**Task details:** Look for the string "this" in the lines and copy each line that has it.

**Dataset records:**
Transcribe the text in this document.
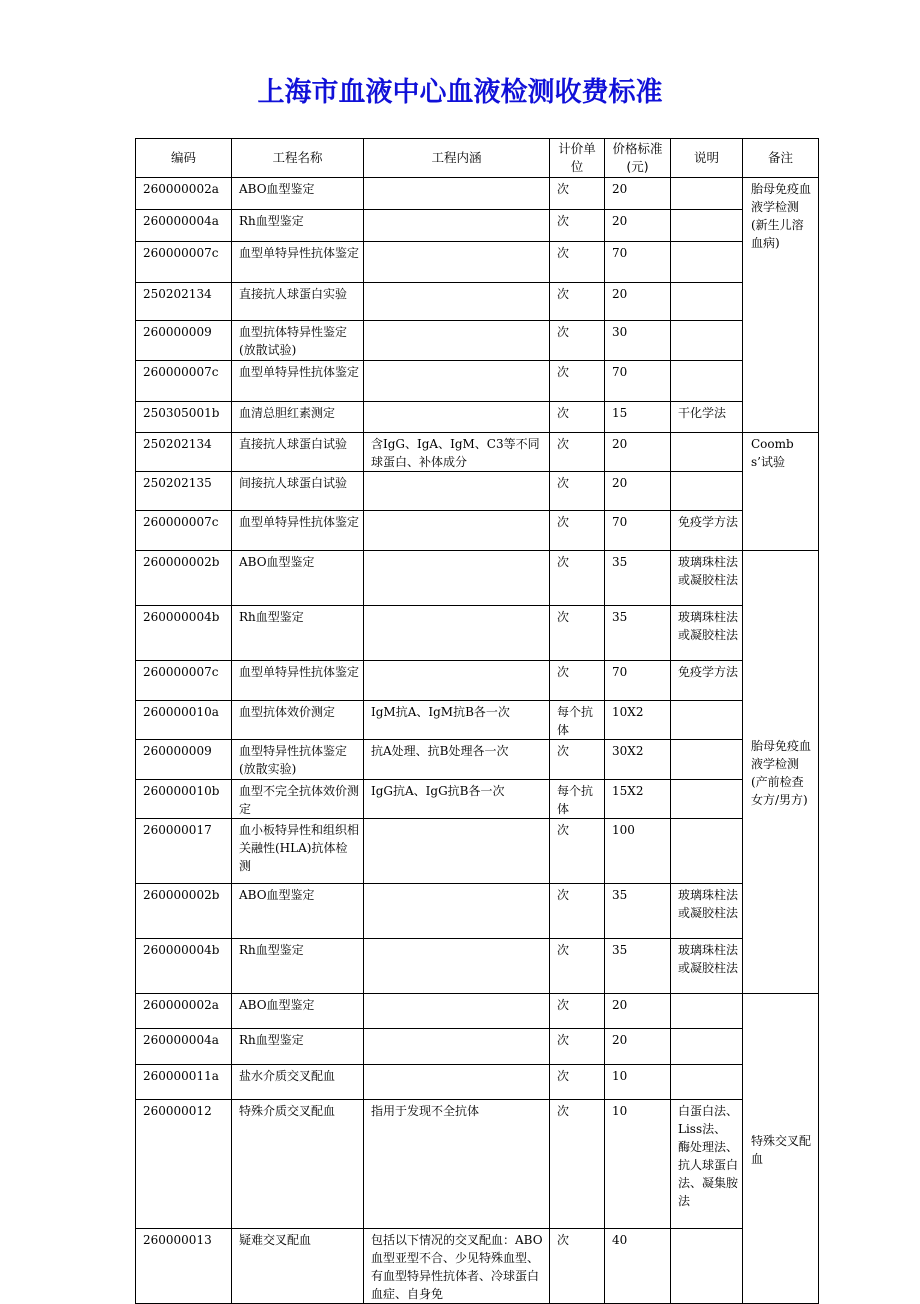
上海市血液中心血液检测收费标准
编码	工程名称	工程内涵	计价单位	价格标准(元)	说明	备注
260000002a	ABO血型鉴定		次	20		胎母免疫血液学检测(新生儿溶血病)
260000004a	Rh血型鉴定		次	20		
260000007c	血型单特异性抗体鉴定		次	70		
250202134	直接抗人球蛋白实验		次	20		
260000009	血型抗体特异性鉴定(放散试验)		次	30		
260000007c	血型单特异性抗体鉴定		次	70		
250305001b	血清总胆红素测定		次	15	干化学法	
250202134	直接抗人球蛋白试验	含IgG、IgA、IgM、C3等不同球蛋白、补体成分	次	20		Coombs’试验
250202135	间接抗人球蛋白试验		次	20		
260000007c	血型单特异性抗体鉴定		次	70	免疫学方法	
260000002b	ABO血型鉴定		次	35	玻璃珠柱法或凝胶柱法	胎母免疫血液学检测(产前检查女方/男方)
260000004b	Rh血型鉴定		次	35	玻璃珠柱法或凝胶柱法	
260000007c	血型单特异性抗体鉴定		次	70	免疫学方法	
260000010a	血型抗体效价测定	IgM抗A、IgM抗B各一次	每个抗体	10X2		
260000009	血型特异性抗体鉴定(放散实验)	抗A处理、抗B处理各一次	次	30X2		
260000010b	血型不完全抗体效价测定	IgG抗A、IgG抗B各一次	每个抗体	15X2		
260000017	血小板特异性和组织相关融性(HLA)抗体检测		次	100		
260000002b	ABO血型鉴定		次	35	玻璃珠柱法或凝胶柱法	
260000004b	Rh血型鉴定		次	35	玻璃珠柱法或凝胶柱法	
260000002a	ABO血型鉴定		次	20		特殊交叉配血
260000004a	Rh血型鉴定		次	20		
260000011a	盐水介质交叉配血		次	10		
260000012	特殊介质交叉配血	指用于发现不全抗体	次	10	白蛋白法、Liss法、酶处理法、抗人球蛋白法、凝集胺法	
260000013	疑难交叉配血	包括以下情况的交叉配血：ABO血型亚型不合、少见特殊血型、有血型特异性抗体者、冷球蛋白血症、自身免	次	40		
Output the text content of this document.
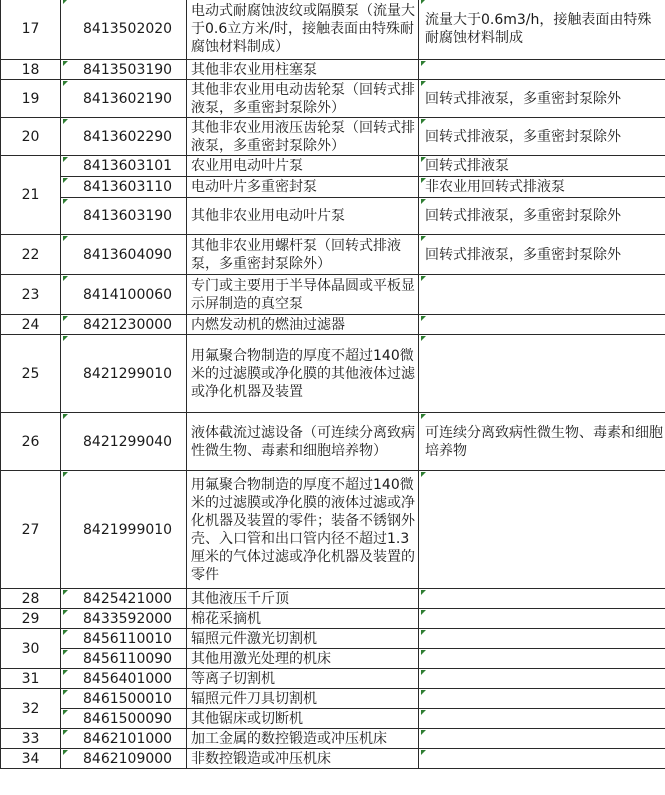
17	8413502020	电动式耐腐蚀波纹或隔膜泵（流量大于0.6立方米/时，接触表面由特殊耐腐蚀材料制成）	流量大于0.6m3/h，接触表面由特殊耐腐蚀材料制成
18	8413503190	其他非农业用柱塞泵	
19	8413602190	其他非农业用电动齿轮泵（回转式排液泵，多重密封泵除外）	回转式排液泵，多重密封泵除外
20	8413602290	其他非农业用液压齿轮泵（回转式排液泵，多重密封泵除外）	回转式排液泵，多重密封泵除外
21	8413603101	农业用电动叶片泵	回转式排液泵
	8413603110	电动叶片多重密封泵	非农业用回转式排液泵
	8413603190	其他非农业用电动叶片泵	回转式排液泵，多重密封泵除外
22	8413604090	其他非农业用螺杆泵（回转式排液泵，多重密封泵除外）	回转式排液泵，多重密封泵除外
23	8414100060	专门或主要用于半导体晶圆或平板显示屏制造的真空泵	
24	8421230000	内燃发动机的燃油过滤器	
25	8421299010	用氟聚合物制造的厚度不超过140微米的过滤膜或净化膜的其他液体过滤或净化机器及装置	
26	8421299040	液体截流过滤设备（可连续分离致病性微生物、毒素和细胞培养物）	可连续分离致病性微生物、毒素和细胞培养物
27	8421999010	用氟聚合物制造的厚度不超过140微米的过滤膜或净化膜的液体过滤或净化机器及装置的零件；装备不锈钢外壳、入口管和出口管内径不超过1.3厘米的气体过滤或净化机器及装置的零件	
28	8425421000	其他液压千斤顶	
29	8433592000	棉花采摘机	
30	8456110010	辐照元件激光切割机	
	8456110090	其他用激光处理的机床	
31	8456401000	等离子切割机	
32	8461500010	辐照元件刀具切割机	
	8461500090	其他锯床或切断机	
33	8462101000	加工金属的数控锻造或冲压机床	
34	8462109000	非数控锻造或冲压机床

...

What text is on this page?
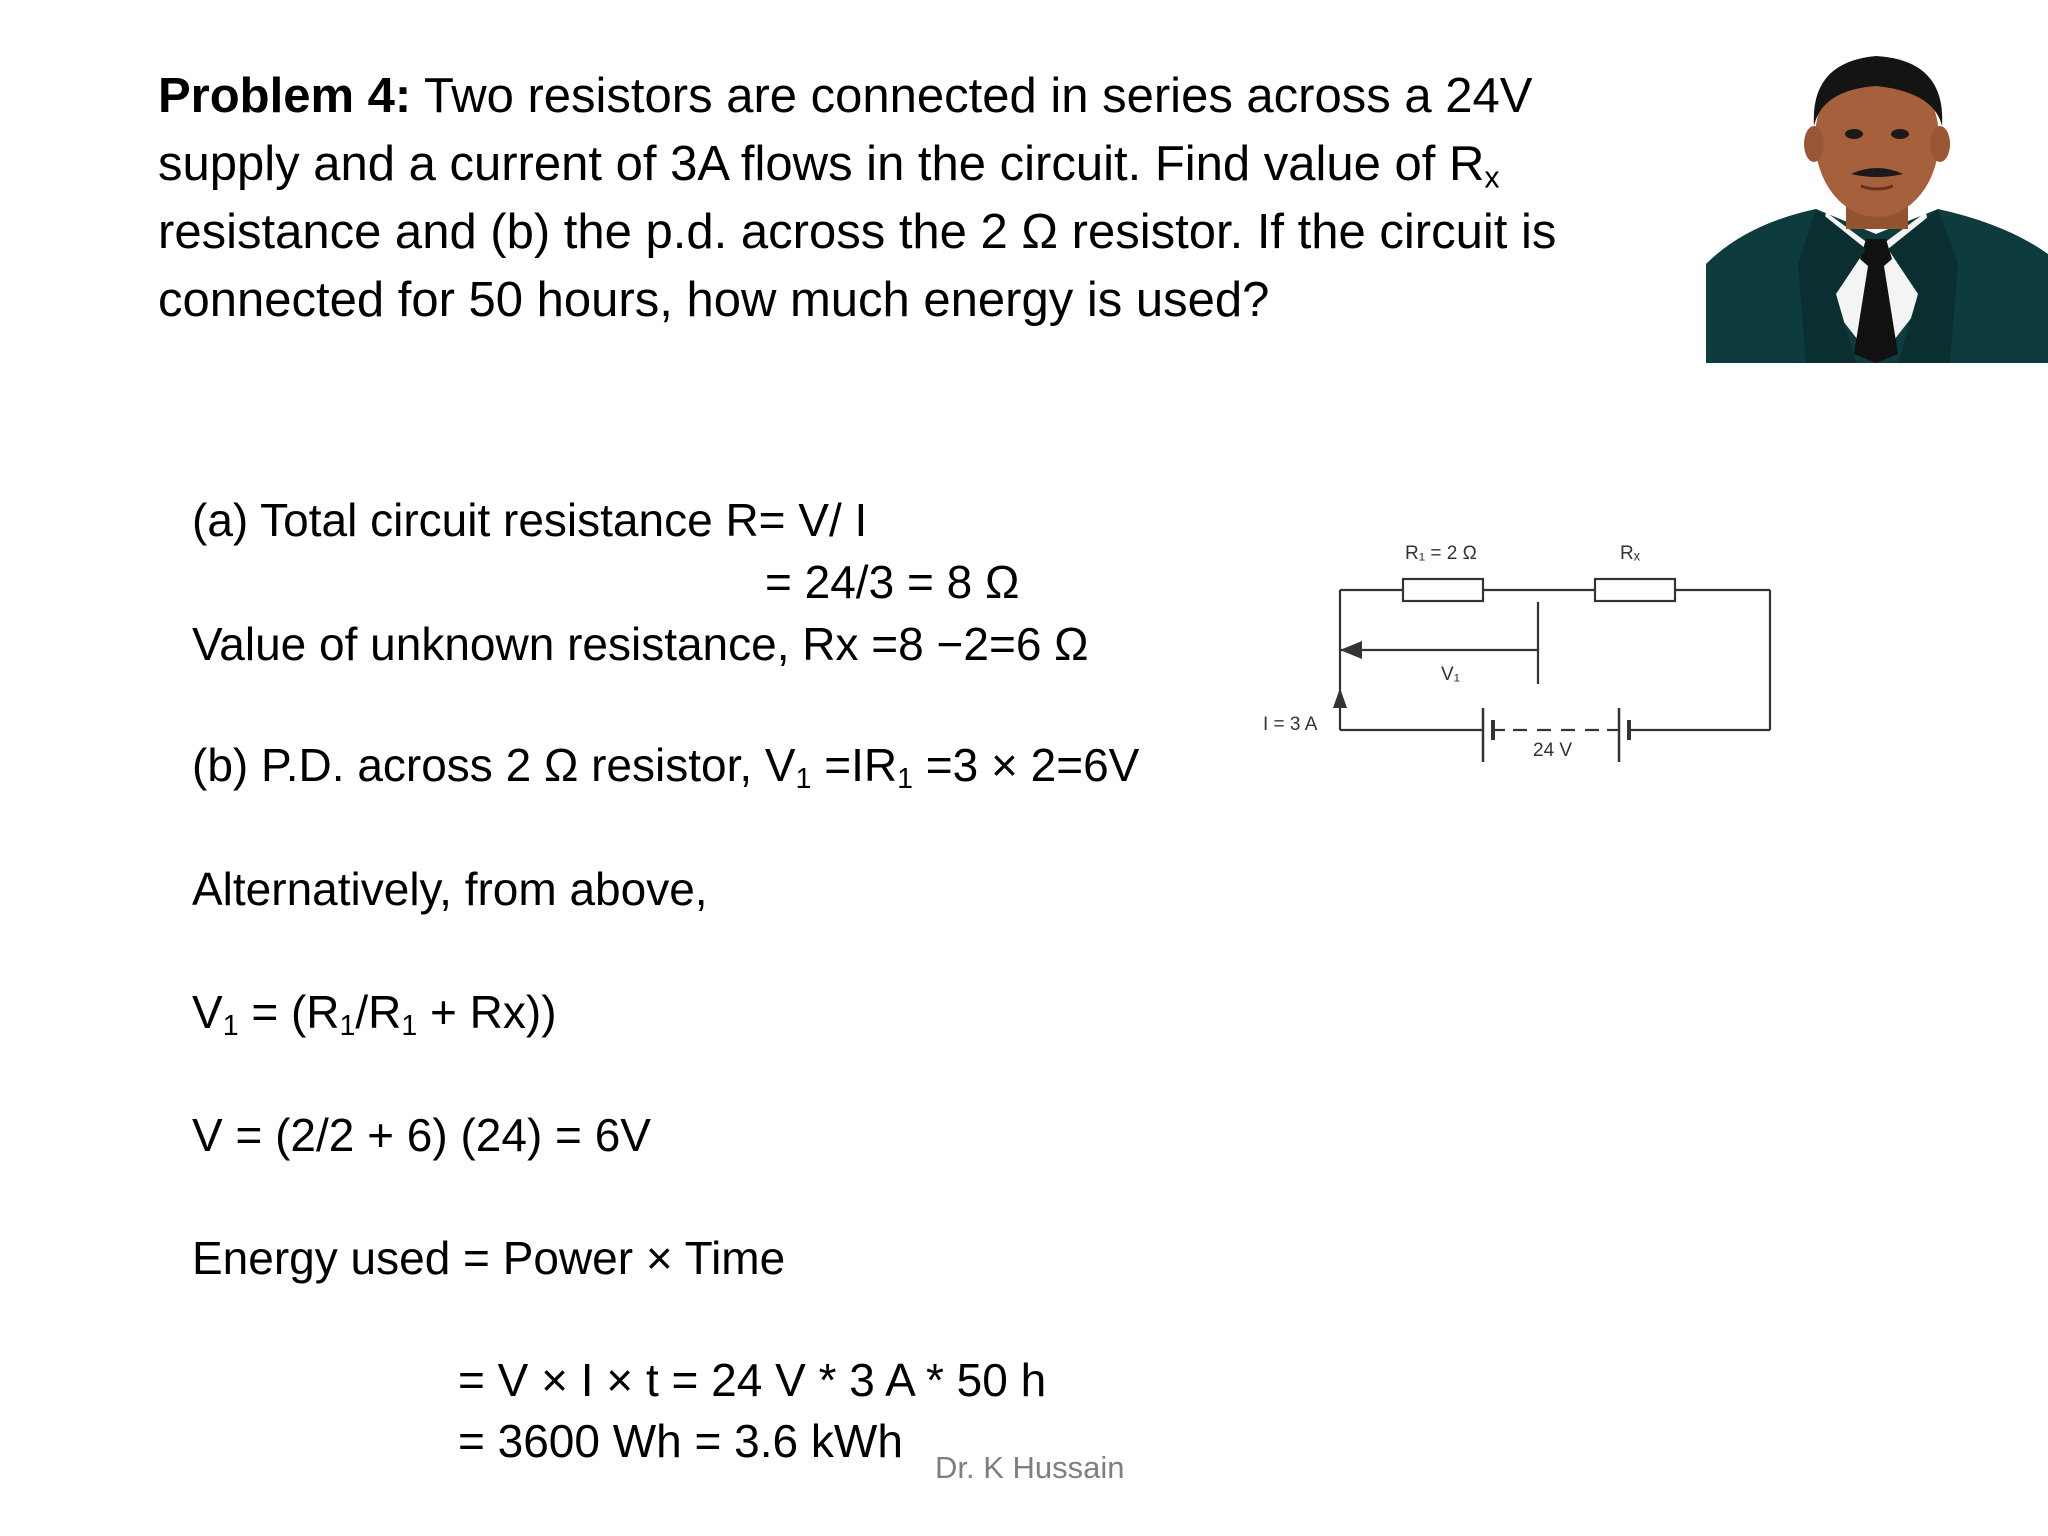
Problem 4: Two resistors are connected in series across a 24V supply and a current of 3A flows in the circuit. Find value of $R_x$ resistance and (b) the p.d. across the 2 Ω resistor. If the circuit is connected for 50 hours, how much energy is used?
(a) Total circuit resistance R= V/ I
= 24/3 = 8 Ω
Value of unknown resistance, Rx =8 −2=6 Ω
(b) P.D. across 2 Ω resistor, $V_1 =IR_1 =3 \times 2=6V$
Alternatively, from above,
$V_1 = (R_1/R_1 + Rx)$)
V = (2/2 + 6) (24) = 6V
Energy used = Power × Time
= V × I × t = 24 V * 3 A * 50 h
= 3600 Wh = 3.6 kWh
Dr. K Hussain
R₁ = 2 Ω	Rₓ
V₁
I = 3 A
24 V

---

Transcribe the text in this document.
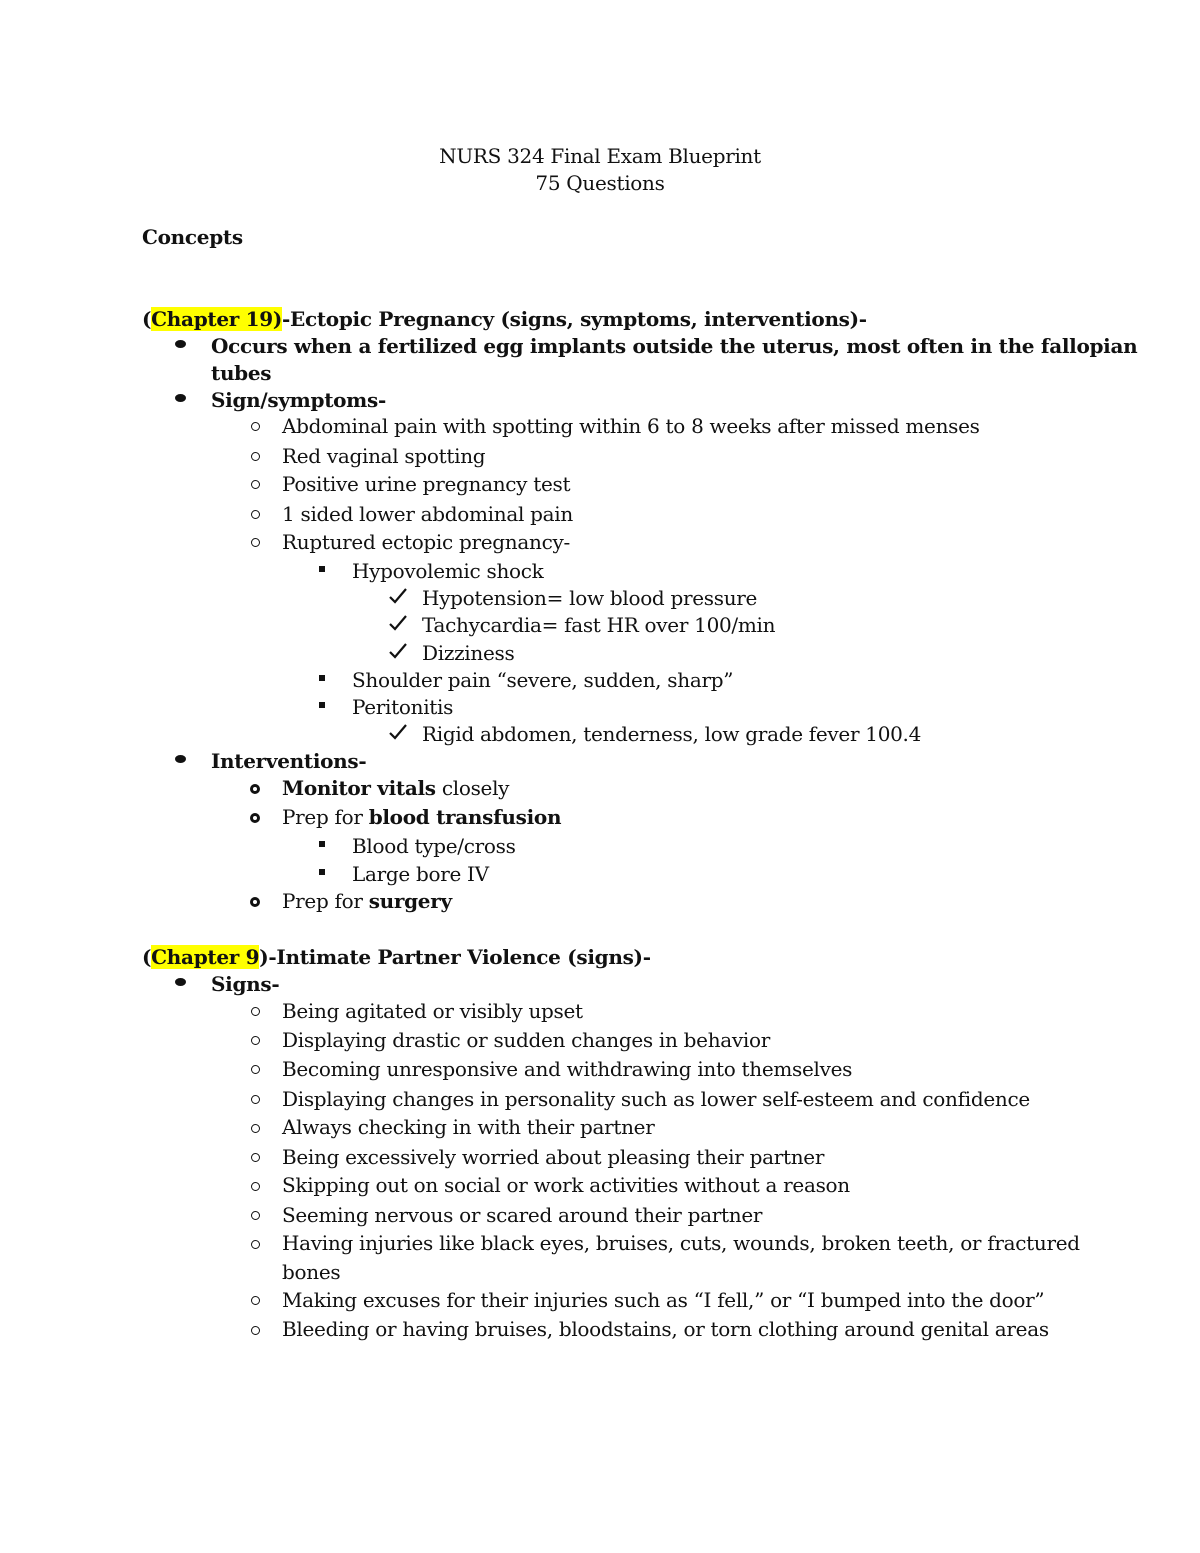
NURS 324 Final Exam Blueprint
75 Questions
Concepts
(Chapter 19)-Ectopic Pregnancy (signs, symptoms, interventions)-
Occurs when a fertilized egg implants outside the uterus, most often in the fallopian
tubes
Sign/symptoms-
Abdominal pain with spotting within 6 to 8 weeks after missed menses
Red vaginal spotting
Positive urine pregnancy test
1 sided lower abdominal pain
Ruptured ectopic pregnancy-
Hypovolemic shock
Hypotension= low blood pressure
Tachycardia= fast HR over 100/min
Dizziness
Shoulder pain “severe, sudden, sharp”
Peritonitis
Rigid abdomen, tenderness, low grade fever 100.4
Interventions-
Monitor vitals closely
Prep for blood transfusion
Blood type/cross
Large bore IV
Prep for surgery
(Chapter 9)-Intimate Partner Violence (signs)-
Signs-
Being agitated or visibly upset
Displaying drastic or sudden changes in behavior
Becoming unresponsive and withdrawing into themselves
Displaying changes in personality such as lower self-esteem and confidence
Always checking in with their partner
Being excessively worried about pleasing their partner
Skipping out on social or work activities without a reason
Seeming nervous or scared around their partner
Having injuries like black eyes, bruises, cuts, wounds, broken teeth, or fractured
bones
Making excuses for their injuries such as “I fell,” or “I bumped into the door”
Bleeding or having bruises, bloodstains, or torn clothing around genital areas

**Exercise answer:**
Transcribe the text in this document.
Output the text content of this document.
What text is on this page?
Transcribe the text in this document.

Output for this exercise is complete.